═══ Extracted material ═══
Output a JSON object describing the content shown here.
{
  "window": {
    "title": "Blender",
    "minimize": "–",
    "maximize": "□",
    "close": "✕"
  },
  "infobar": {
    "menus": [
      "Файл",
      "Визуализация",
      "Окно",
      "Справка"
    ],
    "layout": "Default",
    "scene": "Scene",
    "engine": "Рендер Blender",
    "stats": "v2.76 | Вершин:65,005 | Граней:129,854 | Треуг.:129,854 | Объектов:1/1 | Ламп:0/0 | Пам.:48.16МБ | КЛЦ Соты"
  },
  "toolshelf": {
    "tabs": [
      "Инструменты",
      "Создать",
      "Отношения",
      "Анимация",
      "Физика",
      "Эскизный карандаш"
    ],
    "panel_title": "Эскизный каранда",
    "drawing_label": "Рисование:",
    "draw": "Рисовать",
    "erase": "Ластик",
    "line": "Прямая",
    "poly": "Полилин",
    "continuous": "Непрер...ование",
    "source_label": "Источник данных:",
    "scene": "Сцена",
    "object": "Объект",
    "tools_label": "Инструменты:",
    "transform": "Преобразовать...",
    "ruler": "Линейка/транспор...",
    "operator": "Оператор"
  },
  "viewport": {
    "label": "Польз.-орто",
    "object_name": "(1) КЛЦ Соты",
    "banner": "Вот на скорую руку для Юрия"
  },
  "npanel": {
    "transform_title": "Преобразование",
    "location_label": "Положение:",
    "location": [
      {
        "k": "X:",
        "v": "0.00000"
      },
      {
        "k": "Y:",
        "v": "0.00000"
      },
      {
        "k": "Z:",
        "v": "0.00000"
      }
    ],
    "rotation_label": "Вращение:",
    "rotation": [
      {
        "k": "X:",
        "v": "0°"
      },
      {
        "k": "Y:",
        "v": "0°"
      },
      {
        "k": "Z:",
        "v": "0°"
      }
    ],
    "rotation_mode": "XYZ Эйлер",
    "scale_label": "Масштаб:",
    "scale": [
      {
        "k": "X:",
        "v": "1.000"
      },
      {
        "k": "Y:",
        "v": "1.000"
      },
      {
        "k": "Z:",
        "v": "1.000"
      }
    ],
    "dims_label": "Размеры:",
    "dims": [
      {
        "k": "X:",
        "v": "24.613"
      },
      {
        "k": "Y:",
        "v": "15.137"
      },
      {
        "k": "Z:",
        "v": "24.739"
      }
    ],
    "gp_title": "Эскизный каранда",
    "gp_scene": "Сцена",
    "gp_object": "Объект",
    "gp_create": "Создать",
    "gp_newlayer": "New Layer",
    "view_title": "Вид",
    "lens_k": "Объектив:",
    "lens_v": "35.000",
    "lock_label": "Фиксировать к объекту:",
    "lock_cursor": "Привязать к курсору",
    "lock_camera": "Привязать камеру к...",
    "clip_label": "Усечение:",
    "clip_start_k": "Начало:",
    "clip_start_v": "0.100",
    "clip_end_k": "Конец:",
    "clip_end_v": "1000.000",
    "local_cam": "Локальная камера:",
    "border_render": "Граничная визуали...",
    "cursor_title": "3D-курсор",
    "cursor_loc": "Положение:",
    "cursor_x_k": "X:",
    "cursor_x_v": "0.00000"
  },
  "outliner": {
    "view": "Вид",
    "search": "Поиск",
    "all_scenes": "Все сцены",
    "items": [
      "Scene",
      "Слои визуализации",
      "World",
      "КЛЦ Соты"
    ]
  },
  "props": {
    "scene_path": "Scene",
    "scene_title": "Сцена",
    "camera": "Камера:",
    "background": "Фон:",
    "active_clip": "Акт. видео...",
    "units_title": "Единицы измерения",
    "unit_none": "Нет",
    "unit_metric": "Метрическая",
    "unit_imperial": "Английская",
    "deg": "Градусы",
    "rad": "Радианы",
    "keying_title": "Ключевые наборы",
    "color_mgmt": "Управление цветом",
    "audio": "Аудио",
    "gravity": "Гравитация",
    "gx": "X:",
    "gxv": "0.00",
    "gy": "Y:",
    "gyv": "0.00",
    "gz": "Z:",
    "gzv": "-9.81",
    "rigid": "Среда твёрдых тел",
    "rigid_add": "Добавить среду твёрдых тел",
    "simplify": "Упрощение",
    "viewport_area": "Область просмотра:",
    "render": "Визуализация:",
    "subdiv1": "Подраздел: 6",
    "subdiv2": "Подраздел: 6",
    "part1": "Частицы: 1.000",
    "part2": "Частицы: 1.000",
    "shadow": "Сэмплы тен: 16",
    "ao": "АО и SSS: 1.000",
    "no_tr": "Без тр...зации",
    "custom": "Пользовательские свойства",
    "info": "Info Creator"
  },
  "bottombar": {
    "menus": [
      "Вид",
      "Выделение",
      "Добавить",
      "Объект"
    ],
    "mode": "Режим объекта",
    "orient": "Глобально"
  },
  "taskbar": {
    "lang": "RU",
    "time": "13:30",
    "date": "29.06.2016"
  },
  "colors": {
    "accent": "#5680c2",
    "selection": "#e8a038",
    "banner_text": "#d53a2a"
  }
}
═══
> [Requirement] Copy all the records above exactly, missing none.

> [Exercise response]
Output a JSON object describing the content shown here.
{
  "window": {
    "title": "Blender",
    "minimize": "–",
    "maximize": "□",
    "close": "✕"
  },
  "infobar": {
    "menus": [
      "Файл",
      "Визуализация",
      "Окно",
      "Справка"
    ],
    "layout": "Default",
    "scene": "Scene",
    "engine": "Рендер Blender",
    "stats": "v2.76 | Вершин:65,005 | Граней:129,854 | Треуг.:129,854 | Объектов:1/1 | Ламп:0/0 | Пам.:48.16МБ | КЛЦ Соты"
  },
  "toolshelf": {
    "tabs": [
      "Инструменты",
      "Создать",
      "Отношения",
      "Анимация",
      "Физика",
      "Эскизный карандаш"
    ],
    "panel_title": "Эскизный каранда",
    "drawing_label": "Рисование:",
    "draw": "Рисовать",
    "erase": "Ластик",
    "line": "Прямая",
    "poly": "Полилин",
    "continuous": "Непрер...ование",
    "source_label": "Источник данных:",
    "scene": "Сцена",
    "object": "Объект",
    "tools_label": "Инструменты:",
    "transform": "Преобразовать...",
    "ruler": "Линейка/транспор...",
    "operator": "Оператор"
  },
  "viewport": {
    "label": "Польз.-орто",
    "object_name": "(1) КЛЦ Соты",
    "banner": "Вот на скорую руку для Юрия"
  },
  "npanel": {
    "transform_title": "Преобразование",
    "location_label": "Положение:",
    "location": [
      {
        "k": "X:",
        "v": "0.00000"
      },
      {
        "k": "Y:",
        "v": "0.00000"
      },
      {
        "k": "Z:",
        "v": "0.00000"
      }
    ],
    "rotation_label": "Вращение:",
    "rotation": [
      {
        "k": "X:",
        "v": "0°"
      },
      {
        "k": "Y:",
        "v": "0°"
      },
      {
        "k": "Z:",
        "v": "0°"
      }
    ],
    "rotation_mode": "XYZ Эйлер",
    "scale_label": "Масштаб:",
    "scale": [
      {
        "k": "X:",
        "v": "1.000"
      },
      {
        "k": "Y:",
        "v": "1.000"
      },
      {
        "k": "Z:",
        "v": "1.000"
      }
    ],
    "dims_label": "Размеры:",
    "dims": [
      {
        "k": "X:",
        "v": "24.613"
      },
      {
        "k": "Y:",
        "v": "15.137"
      },
      {
        "k": "Z:",
        "v": "24.739"
      }
    ],
    "gp_title": "Эскизный каранда",
    "gp_scene": "Сцена",
    "gp_object": "Объект",
    "gp_create": "Создать",
    "gp_newlayer": "New Layer",
    "view_title": "Вид",
    "lens_k": "Объектив:",
    "lens_v": "35.000",
    "lock_label": "Фиксировать к объекту:",
    "lock_cursor": "Привязать к курсору",
    "lock_camera": "Привязать камеру к...",
    "clip_label": "Усечение:",
    "clip_start_k": "Начало:",
    "clip_start_v": "0.100",
    "clip_end_k": "Конец:",
    "clip_end_v": "1000.000",
    "local_cam": "Локальная камера:",
    "border_render": "Граничная визуали...",
    "cursor_title": "3D-курсор",
    "cursor_loc": "Положение:",
    "cursor_x_k": "X:",
    "cursor_x_v": "0.00000"
  },
  "outliner": {
    "view": "Вид",
    "search": "Поиск",
    "all_scenes": "Все сцены",
    "items": [
      "Scene",
      "Слои визуализации",
      "World",
      "КЛЦ Соты"
    ]
  },
  "props": {
    "scene_path": "Scene",
    "scene_title": "Сцена",
    "camera": "Камера:",
    "background": "Фон:",
    "active_clip": "Акт. видео...",
    "units_title": "Единицы измерения",
    "unit_none": "Нет",
    "unit_metric": "Метрическая",
    "unit_imperial": "Английская",
    "deg": "Градусы",
    "rad": "Радианы",
    "keying_title": "Ключевые наборы",
    "color_mgmt": "Управление цветом",
    "audio": "Аудио",
    "gravity": "Гравитация",
    "gx": "X:",
    "gxv": "0.00",
    "gy": "Y:",
    "gyv": "0.00",
    "gz": "Z:",
    "gzv": "-9.81",
    "rigid": "Среда твёрдых тел",
    "rigid_add": "Добавить среду твёрдых тел",
    "simplify": "Упрощение",
    "viewport_area": "Область просмотра:",
    "render": "Визуализация:",
    "subdiv1": "Подраздел: 6",
    "subdiv2": "Подраздел: 6",
    "part1": "Частицы: 1.000",
    "part2": "Частицы: 1.000",
    "shadow": "Сэмплы тен: 16",
    "ao": "АО и SSS: 1.000",
    "no_tr": "Без тр...зации",
    "custom": "Пользовательские свойства",
    "info": "Info Creator"
  },
  "bottombar": {
    "menus": [
      "Вид",
      "Выделение",
      "Добавить",
      "Объект"
    ],
    "mode": "Режим объекта",
    "orient": "Глобально"
  },
  "taskbar": {
    "lang": "RU",
    "time": "13:30",
    "date": "29.06.2016"
  },
  "colors": {
    "accent": "#5680c2",
    "selection": "#e8a038",
    "banner_text": "#d53a2a"
  }
}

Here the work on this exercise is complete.